_EXERCISE PROMPT:_ Omit every picture while repeating the entries exactly.

-- BEGIN --

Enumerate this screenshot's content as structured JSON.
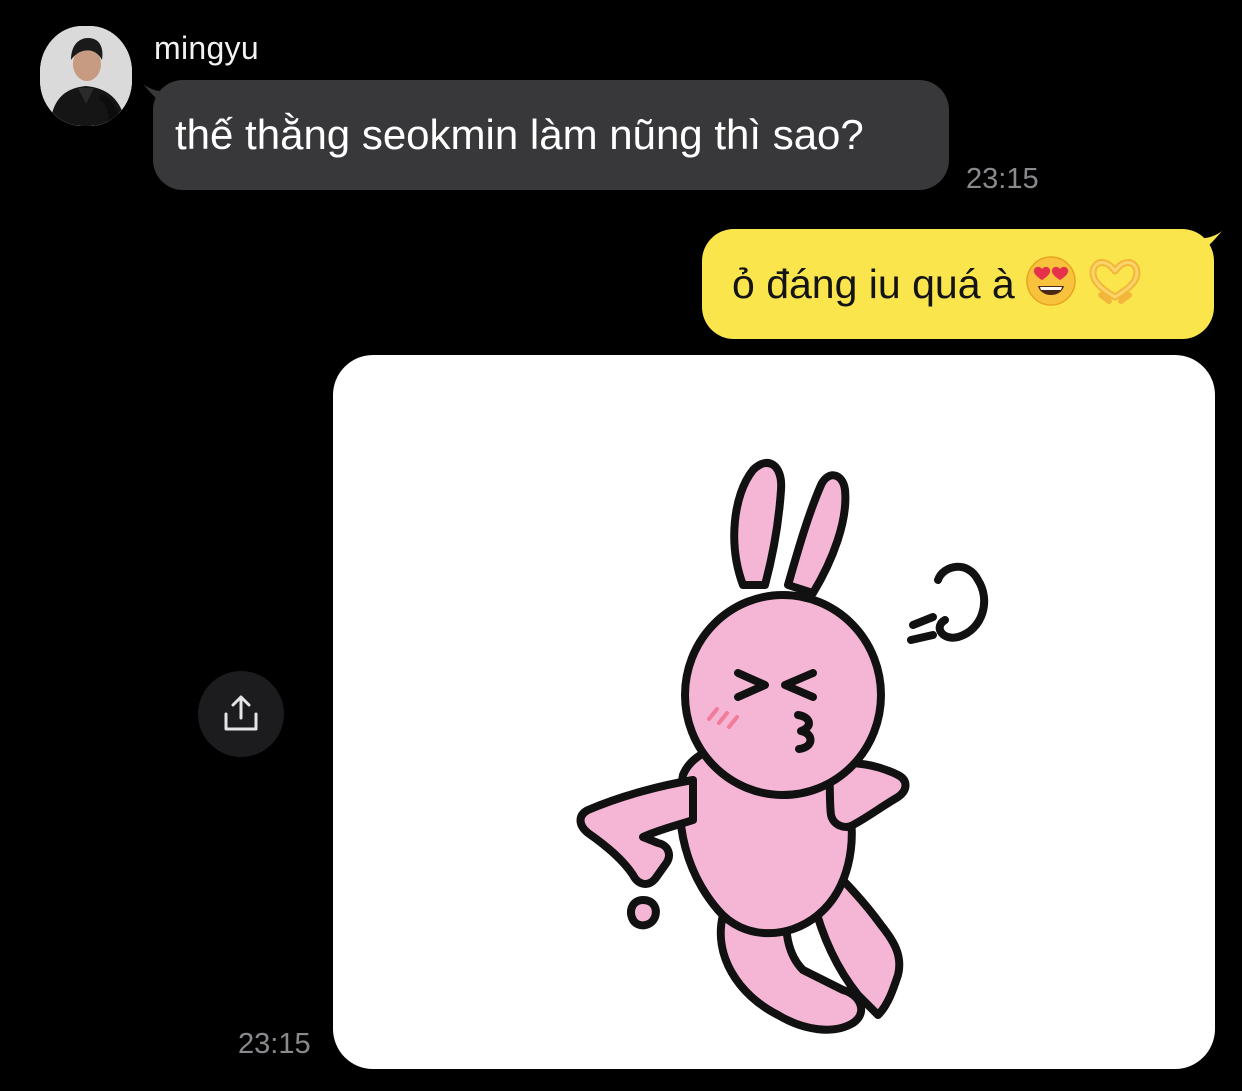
{
  "chat": {
    "messages": [
      {
        "direction": "incoming",
        "sender": "mingyu",
        "avatar_icon": "profile-photo",
        "text": "thế thằng seokmin làm nũng thì sao?",
        "time": "23:15"
      },
      {
        "direction": "outgoing",
        "text": "ỏ đáng iu quá à",
        "emoji": [
          "heart-eyes-face-emoji",
          "heart-hands-emoji"
        ]
      },
      {
        "direction": "outgoing",
        "type": "sticker",
        "sticker_icon": "pink-rabbit-pouting-sticker",
        "time": "23:15",
        "share_icon": "share-icon"
      }
    ]
  },
  "colors": {
    "background": "#000000",
    "incoming_bubble": "#38383a",
    "outgoing_bubble": "#fbe54d",
    "timestamp": "#8a8a8e",
    "sticker_pink": "#f4b6d4"
  }
}
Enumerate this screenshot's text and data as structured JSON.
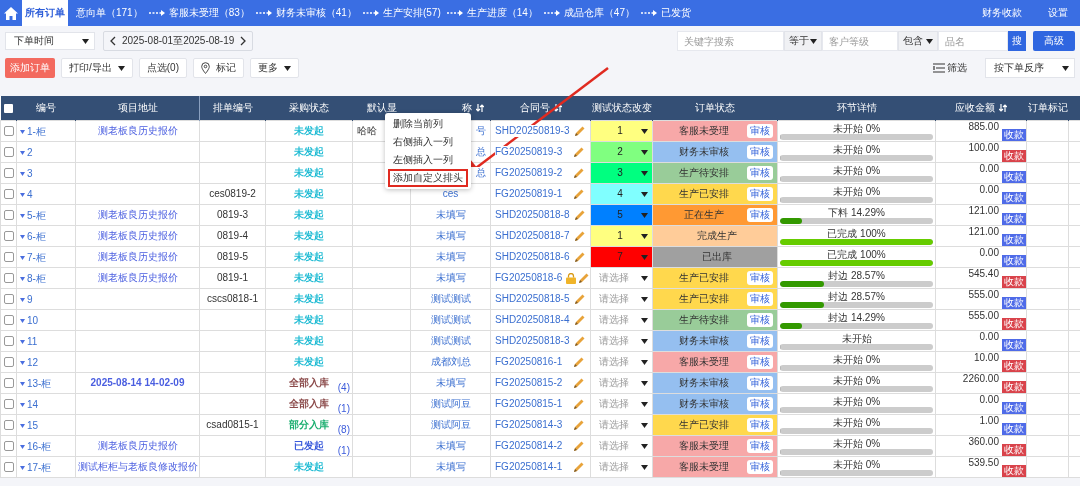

-- END --

_SOLUTION TO THE PROBLEM:_
Enumerate this screenshot's content as structured JSON.
{
  "chat": {
    "messages": [
      {
        "direction": "incoming",
        "sender": "mingyu",
        "avatar_icon": "profile-photo",
        "text": "thế thằng seokmin làm nũng thì sao?",
        "time": "23:15"
      },
      {
        "direction": "outgoing",
        "text": "ỏ đáng iu quá à",
        "emoji": [
          "heart-eyes-face-emoji",
          "heart-hands-emoji"
        ]
      },
      {
        "direction": "outgoing",
        "type": "sticker",
        "sticker_icon": "pink-rabbit-pouting-sticker",
        "time": "23:15",
        "share_icon": "share-icon"
      }
    ]
  },
  "colors": {
    "background": "#000000",
    "incoming_bubble": "#38383a",
    "outgoing_bubble": "#fbe54d",
    "timestamp": "#8a8a8e",
    "sticker_pink": "#f4b6d4"
  }
}
Enumerate this screenshot's text and data as structured JSON.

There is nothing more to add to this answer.